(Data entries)
######

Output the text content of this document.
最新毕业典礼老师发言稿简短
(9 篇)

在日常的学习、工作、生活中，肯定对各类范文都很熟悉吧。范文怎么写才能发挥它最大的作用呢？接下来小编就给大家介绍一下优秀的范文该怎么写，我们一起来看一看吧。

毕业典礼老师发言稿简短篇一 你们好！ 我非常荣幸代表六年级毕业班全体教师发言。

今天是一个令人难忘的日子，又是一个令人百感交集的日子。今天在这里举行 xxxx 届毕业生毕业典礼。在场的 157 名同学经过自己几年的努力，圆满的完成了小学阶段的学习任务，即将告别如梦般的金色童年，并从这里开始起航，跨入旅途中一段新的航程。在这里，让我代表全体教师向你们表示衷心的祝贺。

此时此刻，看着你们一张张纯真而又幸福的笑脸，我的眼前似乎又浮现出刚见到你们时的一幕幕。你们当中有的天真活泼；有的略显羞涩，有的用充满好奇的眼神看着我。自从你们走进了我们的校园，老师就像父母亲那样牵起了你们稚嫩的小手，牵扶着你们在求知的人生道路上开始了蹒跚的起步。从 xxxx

######

Challenge >> Quote the material exactly, leaving nothing out.

Final result >>
Output the text content of this document.
最新毕业典礼老师发言稿简短
(9 篇)

在日常的学习、工作、生活中，肯定对各类范文都很熟悉吧。范文怎么写才能发挥它最大的作用呢？接下来小编就给大家介绍一下优秀的范文该怎么写，我们一起来看一看吧。

毕业典礼老师发言稿简短篇一 你们好！ 我非常荣幸代表六年级毕业班全体教师发言。

今天是一个令人难忘的日子，又是一个令人百感交集的日子。今天在这里举行 xxxx 届毕业生毕业典礼。在场的 157 名同学经过自己几年的努力，圆满的完成了小学阶段的学习任务，即将告别如梦般的金色童年，并从这里开始起航，跨入旅途中一段新的航程。在这里，让我代表全体教师向你们表示衷心的祝贺。

此时此刻，看着你们一张张纯真而又幸福的笑脸，我的眼前似乎又浮现出刚见到你们时的一幕幕。你们当中有的天真活泼；有的略显羞涩，有的用充满好奇的眼神看着我。自从你们走进了我们的校园，老师就像父母亲那样牵起了你们稚嫩的小手，牵扶着你们在求知的人生道路上开始了蹒跚的起步。从 xxxx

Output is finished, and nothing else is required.